# [Given passage]
-=-=-=-=-

Study reveals key details about bacterium that increases risk for stomach cancer
More than half of the people in the world host colonies of a bacterium called Helicobacter pylori in their stomachs.
Although it's harmless to many, H. pylori can cause stomach cancer as well as ulcers and other gastric conditions. Doctors tend to prescribe multiple antibiotics to defeat the microbe, but that strategy can lead to antibiotic-resistant superbugs.
Now, a finding by UCLA scientists may lead to a better approach. The researchers have determined the molecular structure of a protein that enables H. pylori to stay alive in the stomach, and elucidated the mechanism by which that protein works.
Z. Hong Zhou, the study's corresponding author and a UCLA professor of microbiology, immunology and molecular genetics, said the findings answer questions that have been sought ever since 2005, when two Australian scientists won a Nobel Prize for their discovery of H. pylori and its role in gastritis and peptic ulcer disease.
The UCLA study, which was published online by Science Advances, was co-led by Keith Munson, a recently retired senior researcher in UCLA's Division of Digestive Diseases.
H. pylori thrives in the harsh environment of the stomach due to its urea channel, a protein in the bacterium's inner cell membrane that detects the environment's acidity and acts as a gate. When conditions in the stomach grow too acidic, the urea channel opens to let in a compound called urea. Urea is normally excreted as a waste product in urine, but it also can be found in relatively small concentrations in the stomach. H. pylori uses it as raw material for neutralizing the acid that otherwise would kill the bacterium.

-=-=-=-=-

# [Tasks to carry out]
a. Answer these questions using the H. pylori article:
(i) What share of the world's people host colonies of H. pylori in their stomachs?
(ii) Which journal published the UCLA study online?
(iii) Where in the bacterium is the urea channel located?
b. Summarize the H. pylori article in two sentences.
c. Please carry the H. pylori article forward from its final sentence.

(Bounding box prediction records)
-=-=-=-=-

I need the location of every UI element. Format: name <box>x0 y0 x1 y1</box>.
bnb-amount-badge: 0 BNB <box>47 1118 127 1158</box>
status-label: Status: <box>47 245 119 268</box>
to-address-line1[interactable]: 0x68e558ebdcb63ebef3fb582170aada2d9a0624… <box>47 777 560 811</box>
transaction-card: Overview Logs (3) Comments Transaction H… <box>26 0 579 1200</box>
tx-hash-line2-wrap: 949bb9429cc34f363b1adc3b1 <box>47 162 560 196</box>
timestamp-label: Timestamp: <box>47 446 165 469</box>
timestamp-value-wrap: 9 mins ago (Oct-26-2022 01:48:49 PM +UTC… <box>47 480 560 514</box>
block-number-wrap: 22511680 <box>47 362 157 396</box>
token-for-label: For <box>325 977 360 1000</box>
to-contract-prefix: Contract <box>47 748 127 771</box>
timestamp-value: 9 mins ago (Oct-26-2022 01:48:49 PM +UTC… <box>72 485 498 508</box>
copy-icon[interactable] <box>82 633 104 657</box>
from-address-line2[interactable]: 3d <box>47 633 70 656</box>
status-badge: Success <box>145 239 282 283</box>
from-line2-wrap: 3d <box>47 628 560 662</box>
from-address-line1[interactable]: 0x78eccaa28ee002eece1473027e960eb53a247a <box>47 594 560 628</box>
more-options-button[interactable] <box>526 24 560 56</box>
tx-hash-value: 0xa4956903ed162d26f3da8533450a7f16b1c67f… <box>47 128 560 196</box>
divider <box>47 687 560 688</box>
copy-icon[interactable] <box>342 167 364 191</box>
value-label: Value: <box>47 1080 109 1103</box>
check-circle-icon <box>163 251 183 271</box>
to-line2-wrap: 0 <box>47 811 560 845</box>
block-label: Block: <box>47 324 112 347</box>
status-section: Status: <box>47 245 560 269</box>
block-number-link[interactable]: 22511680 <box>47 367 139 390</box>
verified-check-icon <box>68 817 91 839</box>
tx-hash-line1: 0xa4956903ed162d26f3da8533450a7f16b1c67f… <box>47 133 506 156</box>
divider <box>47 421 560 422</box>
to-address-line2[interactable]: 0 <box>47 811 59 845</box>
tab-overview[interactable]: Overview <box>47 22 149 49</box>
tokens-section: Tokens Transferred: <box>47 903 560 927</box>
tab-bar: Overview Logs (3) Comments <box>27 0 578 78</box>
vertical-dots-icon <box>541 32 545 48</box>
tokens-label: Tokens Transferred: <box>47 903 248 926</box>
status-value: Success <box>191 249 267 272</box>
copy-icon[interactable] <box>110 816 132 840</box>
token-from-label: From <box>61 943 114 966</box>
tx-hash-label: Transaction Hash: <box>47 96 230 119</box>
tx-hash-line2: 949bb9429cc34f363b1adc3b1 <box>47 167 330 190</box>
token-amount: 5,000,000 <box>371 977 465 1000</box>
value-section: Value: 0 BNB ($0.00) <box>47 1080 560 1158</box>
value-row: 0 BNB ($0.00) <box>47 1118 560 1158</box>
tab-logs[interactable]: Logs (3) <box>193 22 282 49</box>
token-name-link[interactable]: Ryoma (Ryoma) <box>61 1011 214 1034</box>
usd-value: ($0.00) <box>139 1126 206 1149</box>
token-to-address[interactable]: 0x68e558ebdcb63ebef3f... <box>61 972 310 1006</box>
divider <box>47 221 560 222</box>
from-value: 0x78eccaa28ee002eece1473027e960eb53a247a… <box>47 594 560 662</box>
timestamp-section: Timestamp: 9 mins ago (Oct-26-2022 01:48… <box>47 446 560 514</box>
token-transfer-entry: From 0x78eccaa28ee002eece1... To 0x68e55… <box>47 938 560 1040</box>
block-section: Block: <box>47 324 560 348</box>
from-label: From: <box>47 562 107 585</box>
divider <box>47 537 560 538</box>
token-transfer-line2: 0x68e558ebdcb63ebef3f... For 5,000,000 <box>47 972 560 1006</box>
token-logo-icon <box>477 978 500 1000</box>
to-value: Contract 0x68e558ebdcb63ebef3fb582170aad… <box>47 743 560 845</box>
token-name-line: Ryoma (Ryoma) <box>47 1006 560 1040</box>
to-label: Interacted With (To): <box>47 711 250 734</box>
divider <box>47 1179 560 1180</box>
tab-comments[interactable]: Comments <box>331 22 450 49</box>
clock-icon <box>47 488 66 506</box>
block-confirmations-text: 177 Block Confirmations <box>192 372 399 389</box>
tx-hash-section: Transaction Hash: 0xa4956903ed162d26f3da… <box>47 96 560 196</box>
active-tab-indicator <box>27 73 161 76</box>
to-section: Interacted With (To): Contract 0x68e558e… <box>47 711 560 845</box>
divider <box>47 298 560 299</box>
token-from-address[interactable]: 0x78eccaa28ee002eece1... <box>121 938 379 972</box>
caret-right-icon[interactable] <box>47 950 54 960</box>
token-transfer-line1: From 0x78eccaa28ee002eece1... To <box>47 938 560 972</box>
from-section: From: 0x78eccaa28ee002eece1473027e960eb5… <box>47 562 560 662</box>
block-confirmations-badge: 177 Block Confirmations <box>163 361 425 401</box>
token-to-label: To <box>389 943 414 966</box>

-=-=-=-=-

# [Answers to the exercises]
a.
(i) More than half
(ii) Science Advances
(iii) In the bacterium's inner cell membrane

b. H. pylori, a stomach bacterium carried by more than half of the world's people, can cause stomach cancer and ulcers, and treating it with multiple antibiotics risks creating resistant superbugs. UCLA scientists have determined the molecular structure and mechanism of the urea channel, a protein that opens when the stomach grows too acidic and lets in urea, which the bacterium uses to neutralize the acid.

c.
The research revealed the three-dimensional molecular structure of the urea channel, both when it is open and when it's closed, using cryo-electron microscopy, or cryo-EM, an imaging technique that detects electrons rebounding from frozen samples. Comparing the open and closed channels offered insight into the changes that take place when the "gate" opens, and the cryo-EM images provided previously unseen details that are important for understanding the activity of the protein, which is shaped like a hexagonal prism.
Zhou, Munson and their colleagues also engineered variations of the urea channel, shuffling different amino acids into key spots. They tested those variations at different levels of acidity to see which substitutions interfered with the protein's action. The experiments enabled the scientists to identify which parts of the urea channel are involved in sensing acidity and altering its shape to let in urea.
The UCLA discovery could lead to future research on ways to fight H. pylori more effectively by sabotaging its survival mechanism.
"The urea channel is a viable drug target for eradication of this human pathogen, which remains a significant health risk throughout the world," said Zhou, who also is director of the UCLA Electron Imaging Center for NanoMachines at the California NanoSystems Institute at UCLA.
The findings also represent a technical advance.
"We believe this is the highest resolution yet attained by cryo-EM for a membrane protein showing minimal mass outside the membrane," Zhou said.